Stated task:
Say the number of lines containing the string "heading", and say nothing else.

----- Entries provided -----

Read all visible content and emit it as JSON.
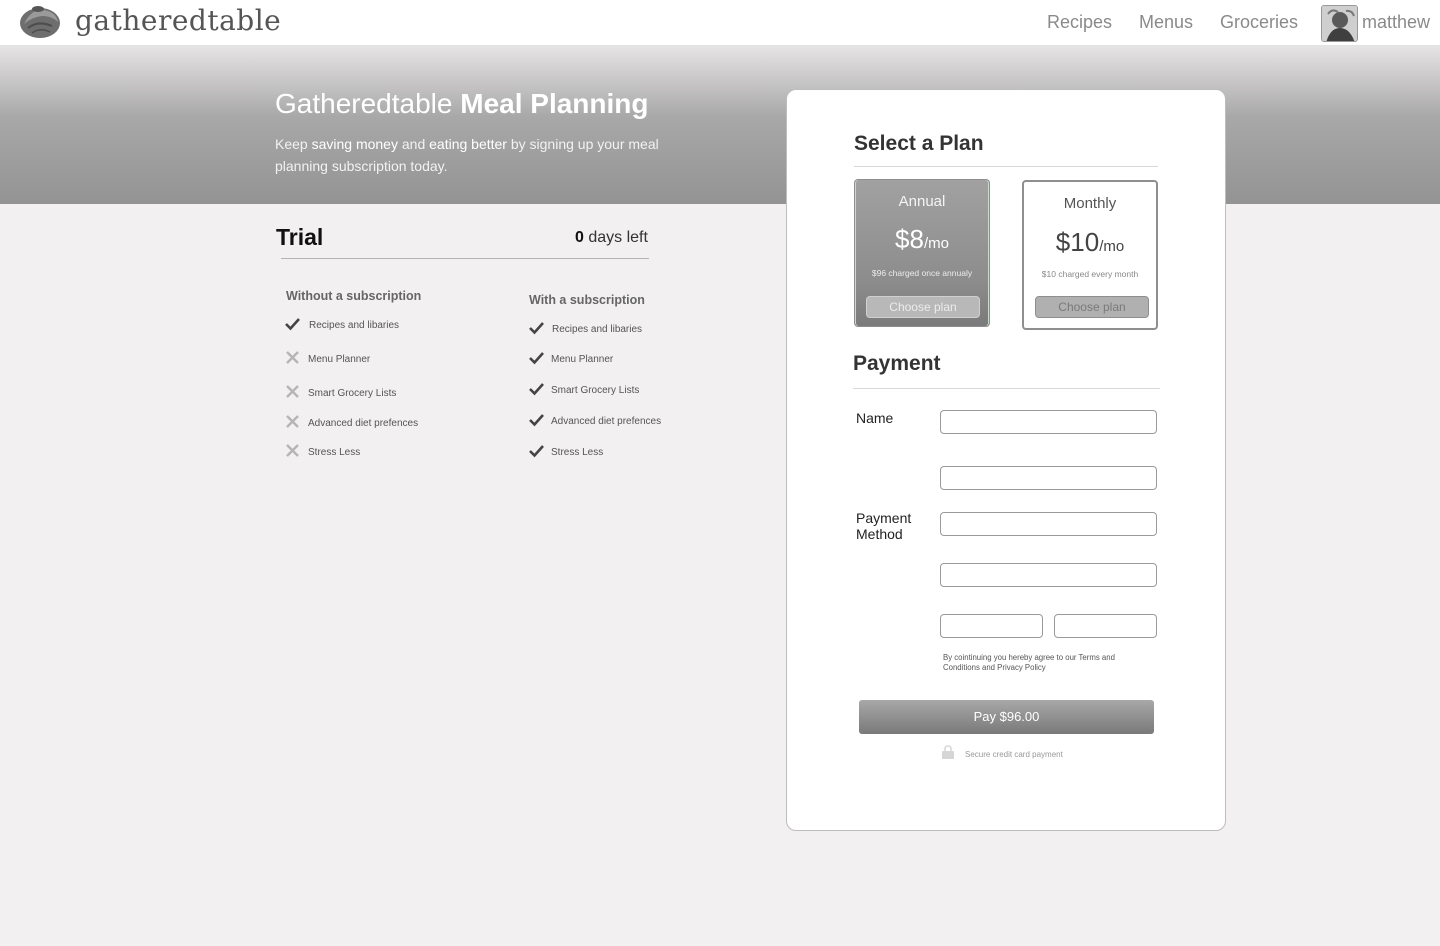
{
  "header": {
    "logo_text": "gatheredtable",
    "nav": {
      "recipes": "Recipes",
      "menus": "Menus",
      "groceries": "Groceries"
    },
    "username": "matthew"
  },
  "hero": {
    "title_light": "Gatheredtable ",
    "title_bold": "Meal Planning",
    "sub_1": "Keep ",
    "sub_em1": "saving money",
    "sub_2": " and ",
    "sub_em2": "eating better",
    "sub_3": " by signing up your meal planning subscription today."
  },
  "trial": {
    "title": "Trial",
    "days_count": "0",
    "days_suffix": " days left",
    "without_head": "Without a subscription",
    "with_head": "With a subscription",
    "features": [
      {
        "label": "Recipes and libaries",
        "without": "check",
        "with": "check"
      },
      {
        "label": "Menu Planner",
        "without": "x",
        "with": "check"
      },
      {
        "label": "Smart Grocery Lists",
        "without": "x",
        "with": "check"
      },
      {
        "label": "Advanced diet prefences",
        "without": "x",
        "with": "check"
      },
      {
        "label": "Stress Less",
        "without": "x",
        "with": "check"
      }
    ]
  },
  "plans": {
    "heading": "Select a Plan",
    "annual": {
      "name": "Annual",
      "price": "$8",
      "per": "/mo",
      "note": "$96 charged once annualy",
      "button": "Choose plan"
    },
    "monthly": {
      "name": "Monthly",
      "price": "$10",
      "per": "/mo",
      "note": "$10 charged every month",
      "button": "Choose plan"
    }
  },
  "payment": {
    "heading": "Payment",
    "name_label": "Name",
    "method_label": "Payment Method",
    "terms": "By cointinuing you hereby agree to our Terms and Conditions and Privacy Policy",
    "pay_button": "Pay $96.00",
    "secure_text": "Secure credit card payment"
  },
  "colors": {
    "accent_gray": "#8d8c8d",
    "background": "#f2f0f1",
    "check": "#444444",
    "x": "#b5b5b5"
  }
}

-----

Exercise answer:
2